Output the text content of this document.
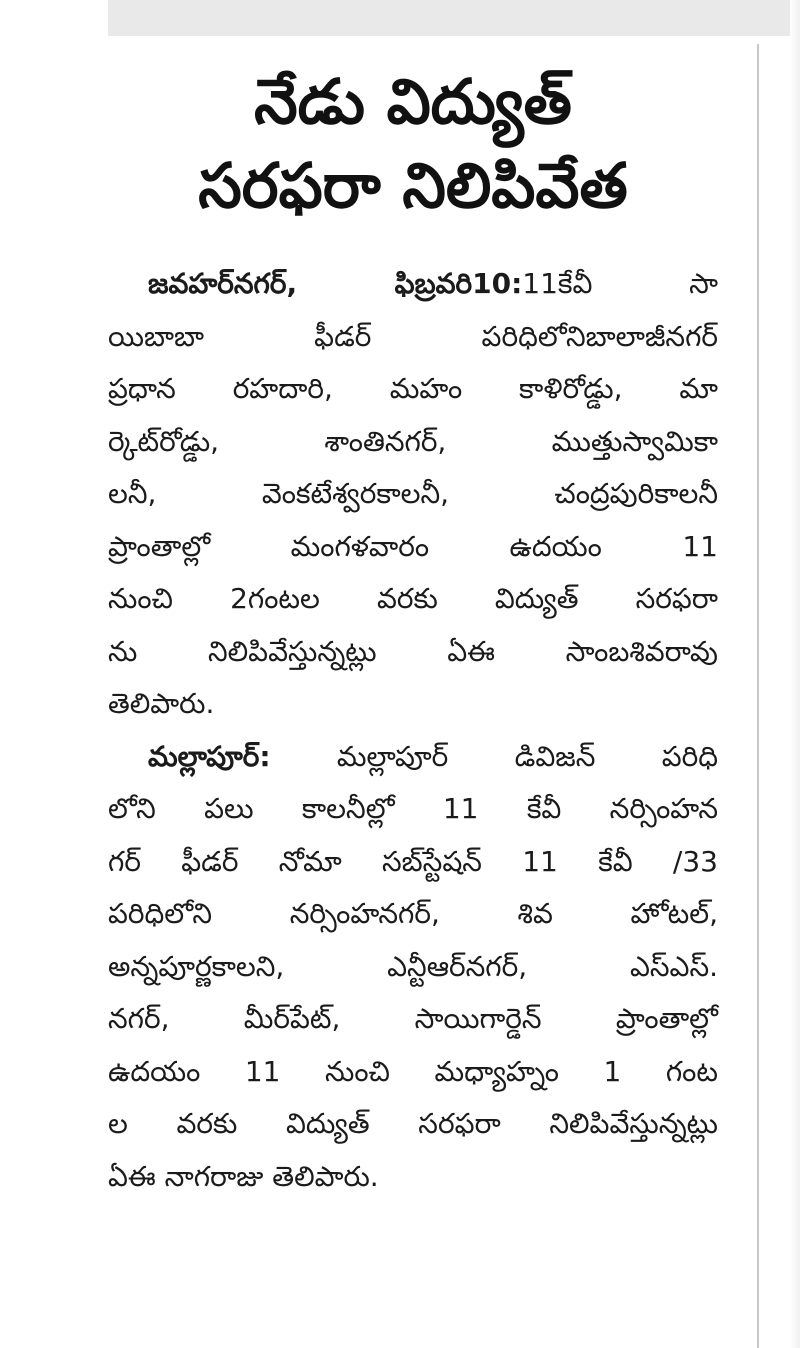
నేడు విద్యుత్
సరఫరా నిలిపివేత

జవహర్‌నగర్, ఫిబ్రవరి10:11కేవీ సా
యిబాబా ఫీడర్ పరిధిలోనిబాలాజీనగర్
ప్రధాన రహదారి, మహం కాళిరోడ్డు, మా
ర్కెట్‌రోడ్డు, శాంతినగర్, ముత్తుస్వామికా
లనీ, వెంకటేశ్వరకాలనీ, చంద్రపురికాలనీ
ప్రాంతాల్లో మంగళవారం ఉదయం 11
నుంచి 2గంటల వరకు విద్యుత్ సరఫరా
ను నిలిపివేస్తున్నట్లు ఏఈ సాంబశివరావు
తెలిపారు.

మల్లాపూర్: మల్లాపూర్ డివిజన్ పరిధి
లోని పలు కాలనీల్లో 11 కేవీ నర్సింహన
గర్ ఫీడర్ నోమా సబ్‌స్టేషన్ 11 కేవీ /33
పరిధిలోని నర్సింహనగర్, శివ హోటల్,
అన్నపూర్ణకాలని, ఎన్టీఆర్‌నగర్, ఎస్ఎస్.
నగర్, మీర్‌పేట్, సాయిగార్డెన్ ప్రాంతాల్లో
ఉదయం 11 నుంచి మధ్యాహ్నం 1 గంట
ల వరకు విద్యుత్ సరఫరా నిలిపివేస్తున్నట్లు
ఏఈ నాగరాజు తెలిపారు.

» **The problem**
Repeat the material above verbatim, with no pictures in the output.

» **The answer**
Output the text content of this document.
నేడు విద్యుత్
సరఫరా నిలిపివేత

జవహర్‌నగర్, ఫిబ్రవరి10:11కేవీ సా
యిబాబా ఫీడర్ పరిధిలోనిబాలాజీనగర్
ప్రధాన రహదారి, మహం కాళిరోడ్డు, మా
ర్కెట్‌రోడ్డు, శాంతినగర్, ముత్తుస్వామికా
లనీ, వెంకటేశ్వరకాలనీ, చంద్రపురికాలనీ
ప్రాంతాల్లో మంగళవారం ఉదయం 11
నుంచి 2గంటల వరకు విద్యుత్ సరఫరా
ను నిలిపివేస్తున్నట్లు ఏఈ సాంబశివరావు
తెలిపారు.

మల్లాపూర్: మల్లాపూర్ డివిజన్ పరిధి
లోని పలు కాలనీల్లో 11 కేవీ నర్సింహన
గర్ ఫీడర్ నోమా సబ్‌స్టేషన్ 11 కేవీ /33
పరిధిలోని నర్సింహనగర్, శివ హోటల్,
అన్నపూర్ణకాలని, ఎన్టీఆర్‌నగర్, ఎస్ఎస్.
నగర్, మీర్‌పేట్, సాయిగార్డెన్ ప్రాంతాల్లో
ఉదయం 11 నుంచి మధ్యాహ్నం 1 గంట
ల వరకు విద్యుత్ సరఫరా నిలిపివేస్తున్నట్లు
ఏఈ నాగరాజు తెలిపారు.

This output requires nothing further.